* BEGIN *

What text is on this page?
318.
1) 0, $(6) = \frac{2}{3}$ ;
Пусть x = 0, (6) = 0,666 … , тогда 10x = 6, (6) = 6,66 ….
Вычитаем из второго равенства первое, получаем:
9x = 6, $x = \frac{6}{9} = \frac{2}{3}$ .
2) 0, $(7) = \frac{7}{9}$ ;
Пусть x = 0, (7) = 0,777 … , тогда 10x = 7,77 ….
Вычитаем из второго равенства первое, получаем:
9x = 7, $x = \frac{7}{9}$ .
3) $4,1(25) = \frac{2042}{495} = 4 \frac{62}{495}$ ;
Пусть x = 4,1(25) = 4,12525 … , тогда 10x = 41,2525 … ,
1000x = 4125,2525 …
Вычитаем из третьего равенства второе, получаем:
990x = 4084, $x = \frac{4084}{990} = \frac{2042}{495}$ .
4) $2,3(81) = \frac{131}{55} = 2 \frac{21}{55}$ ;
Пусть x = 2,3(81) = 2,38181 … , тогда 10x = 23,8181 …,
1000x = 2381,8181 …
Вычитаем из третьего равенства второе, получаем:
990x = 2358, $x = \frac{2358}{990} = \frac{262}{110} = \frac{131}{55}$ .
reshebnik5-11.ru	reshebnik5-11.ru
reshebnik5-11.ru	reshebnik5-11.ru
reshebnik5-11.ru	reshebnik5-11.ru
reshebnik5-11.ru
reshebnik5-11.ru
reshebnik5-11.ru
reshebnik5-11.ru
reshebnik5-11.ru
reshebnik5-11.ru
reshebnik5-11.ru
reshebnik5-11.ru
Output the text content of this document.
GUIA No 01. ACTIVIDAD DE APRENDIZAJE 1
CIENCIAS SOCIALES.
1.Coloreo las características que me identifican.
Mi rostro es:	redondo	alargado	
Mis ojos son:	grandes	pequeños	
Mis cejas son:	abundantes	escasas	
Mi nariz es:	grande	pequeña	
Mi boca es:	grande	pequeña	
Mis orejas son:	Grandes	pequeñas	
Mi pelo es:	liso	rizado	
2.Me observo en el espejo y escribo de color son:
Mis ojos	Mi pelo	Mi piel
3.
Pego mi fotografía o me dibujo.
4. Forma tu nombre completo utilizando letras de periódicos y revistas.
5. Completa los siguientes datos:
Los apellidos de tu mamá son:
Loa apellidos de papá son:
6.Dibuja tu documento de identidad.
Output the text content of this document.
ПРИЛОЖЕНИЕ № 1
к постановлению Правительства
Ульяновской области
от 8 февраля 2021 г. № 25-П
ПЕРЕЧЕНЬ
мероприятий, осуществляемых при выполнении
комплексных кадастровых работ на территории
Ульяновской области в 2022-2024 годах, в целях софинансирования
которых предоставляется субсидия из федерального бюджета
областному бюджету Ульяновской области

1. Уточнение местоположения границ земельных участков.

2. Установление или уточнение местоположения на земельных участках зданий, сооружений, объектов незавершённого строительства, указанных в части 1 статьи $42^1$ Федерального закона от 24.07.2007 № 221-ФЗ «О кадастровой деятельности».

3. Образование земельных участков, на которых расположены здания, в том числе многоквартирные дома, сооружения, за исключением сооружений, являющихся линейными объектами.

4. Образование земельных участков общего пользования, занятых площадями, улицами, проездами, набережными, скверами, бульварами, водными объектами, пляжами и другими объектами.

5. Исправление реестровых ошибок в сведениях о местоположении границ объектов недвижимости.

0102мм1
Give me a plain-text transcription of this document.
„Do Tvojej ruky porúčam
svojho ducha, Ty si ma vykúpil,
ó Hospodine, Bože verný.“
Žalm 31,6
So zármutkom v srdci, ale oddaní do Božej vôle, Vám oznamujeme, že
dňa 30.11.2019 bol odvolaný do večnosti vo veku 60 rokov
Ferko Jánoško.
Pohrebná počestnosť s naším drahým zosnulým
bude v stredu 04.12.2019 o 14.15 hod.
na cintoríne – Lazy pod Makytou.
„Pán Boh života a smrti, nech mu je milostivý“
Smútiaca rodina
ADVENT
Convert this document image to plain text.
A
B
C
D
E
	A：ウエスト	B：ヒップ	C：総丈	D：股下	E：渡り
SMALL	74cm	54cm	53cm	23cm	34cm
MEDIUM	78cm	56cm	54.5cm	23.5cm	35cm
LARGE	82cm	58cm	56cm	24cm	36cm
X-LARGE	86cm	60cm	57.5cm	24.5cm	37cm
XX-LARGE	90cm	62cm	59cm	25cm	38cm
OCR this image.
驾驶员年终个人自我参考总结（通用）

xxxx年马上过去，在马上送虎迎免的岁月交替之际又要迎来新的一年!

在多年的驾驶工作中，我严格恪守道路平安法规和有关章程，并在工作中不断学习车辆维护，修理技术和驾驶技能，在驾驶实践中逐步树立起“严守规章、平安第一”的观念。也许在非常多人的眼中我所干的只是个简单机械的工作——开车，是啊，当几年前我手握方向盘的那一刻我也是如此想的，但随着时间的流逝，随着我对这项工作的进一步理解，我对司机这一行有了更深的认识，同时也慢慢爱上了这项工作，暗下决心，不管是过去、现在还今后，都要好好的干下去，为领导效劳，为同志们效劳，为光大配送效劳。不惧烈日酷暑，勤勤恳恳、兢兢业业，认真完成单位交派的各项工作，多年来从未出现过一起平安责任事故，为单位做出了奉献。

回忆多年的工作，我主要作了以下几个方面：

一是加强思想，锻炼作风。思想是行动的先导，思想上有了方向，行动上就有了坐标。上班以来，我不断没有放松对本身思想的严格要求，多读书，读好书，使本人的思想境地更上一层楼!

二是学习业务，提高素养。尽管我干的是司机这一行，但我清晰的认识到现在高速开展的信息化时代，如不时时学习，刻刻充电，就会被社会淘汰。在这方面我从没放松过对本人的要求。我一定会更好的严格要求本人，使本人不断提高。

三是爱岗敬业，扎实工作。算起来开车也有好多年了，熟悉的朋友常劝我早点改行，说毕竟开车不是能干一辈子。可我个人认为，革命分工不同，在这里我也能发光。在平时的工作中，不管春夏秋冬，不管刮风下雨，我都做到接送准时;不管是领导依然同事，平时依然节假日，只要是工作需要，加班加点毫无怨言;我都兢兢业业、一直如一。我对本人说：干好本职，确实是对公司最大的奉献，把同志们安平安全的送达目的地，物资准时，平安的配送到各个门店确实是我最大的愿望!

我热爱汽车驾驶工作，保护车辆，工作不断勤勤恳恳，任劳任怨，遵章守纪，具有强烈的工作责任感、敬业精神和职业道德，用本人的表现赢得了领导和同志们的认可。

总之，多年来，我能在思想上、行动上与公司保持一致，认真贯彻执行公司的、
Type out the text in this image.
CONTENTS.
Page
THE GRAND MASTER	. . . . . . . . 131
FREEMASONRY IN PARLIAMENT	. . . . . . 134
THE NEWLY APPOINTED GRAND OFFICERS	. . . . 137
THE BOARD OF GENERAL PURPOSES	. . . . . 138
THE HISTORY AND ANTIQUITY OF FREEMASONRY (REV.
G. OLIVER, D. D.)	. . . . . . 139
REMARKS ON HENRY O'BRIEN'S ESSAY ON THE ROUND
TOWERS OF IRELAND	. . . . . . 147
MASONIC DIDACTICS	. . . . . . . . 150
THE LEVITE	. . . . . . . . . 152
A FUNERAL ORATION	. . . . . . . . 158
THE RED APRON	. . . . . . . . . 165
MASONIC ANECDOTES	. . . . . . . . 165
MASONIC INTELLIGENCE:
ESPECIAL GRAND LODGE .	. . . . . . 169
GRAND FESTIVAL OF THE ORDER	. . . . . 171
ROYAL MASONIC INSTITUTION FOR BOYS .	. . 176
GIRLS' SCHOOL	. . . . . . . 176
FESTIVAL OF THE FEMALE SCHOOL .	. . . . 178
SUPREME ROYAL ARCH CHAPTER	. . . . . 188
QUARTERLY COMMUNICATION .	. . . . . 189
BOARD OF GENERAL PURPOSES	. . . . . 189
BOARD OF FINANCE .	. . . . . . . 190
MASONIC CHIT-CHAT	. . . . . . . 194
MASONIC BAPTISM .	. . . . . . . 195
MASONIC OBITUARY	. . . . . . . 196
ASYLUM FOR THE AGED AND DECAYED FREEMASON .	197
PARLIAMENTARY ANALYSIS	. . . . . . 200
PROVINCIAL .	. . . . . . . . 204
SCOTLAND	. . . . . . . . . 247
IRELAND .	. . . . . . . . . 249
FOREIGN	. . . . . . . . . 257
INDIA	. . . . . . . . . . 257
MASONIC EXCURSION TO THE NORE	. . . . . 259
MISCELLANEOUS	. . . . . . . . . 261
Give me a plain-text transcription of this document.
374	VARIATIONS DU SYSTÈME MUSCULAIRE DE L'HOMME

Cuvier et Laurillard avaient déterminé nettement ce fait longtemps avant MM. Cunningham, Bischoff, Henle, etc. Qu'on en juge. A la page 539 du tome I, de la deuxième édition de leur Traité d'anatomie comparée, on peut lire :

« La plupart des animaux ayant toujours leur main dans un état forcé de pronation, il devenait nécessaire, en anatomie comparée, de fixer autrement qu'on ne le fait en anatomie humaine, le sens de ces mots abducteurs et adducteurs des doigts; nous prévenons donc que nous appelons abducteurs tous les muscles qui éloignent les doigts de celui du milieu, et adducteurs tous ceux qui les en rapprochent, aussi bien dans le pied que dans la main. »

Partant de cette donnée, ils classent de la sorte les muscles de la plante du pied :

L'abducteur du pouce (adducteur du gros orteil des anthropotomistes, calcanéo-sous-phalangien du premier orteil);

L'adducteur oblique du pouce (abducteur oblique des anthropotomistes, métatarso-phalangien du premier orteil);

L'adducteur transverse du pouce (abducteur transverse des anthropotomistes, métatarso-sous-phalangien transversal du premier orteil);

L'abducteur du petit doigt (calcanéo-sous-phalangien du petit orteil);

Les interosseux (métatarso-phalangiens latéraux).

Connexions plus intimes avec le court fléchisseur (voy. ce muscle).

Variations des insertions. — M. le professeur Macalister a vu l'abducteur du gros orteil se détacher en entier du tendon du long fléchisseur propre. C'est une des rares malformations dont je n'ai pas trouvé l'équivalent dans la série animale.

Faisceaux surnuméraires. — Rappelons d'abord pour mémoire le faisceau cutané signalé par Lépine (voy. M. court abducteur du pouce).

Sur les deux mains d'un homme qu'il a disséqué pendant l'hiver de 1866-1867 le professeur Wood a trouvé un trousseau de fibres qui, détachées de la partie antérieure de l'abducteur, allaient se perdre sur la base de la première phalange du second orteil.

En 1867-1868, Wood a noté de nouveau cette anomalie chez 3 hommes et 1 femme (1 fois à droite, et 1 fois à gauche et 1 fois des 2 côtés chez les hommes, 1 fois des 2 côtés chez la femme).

* END *

- Task description:
Note each line of the entries that has "leur" in it, and copy those lines.

- Full solution:
Cuvier et Laurillard avaient déterminé nettement ce fait longtemps avant MM. Cunningham, Bischoff, Henle, etc. Qu'on en juge. A la page 539 du tome I, de la deuxième édition de leur Traité d'anatomie comparée, on peut lire :
« La plupart des animaux ayant toujours leur main dans un état forcé de pronation, il devenait nécessaire, en anatomie comparée, de fixer autrement qu'on ne le fait en anatomie humaine, le sens de ces mots abducteurs et adducteurs des doigts; nous prévenons donc que nous appelons abducteurs tous les muscles qui éloignent les doigts de celui du milieu, et adducteurs tous ceux qui les en rapprochent, aussi bien dans le pied que dans la main. »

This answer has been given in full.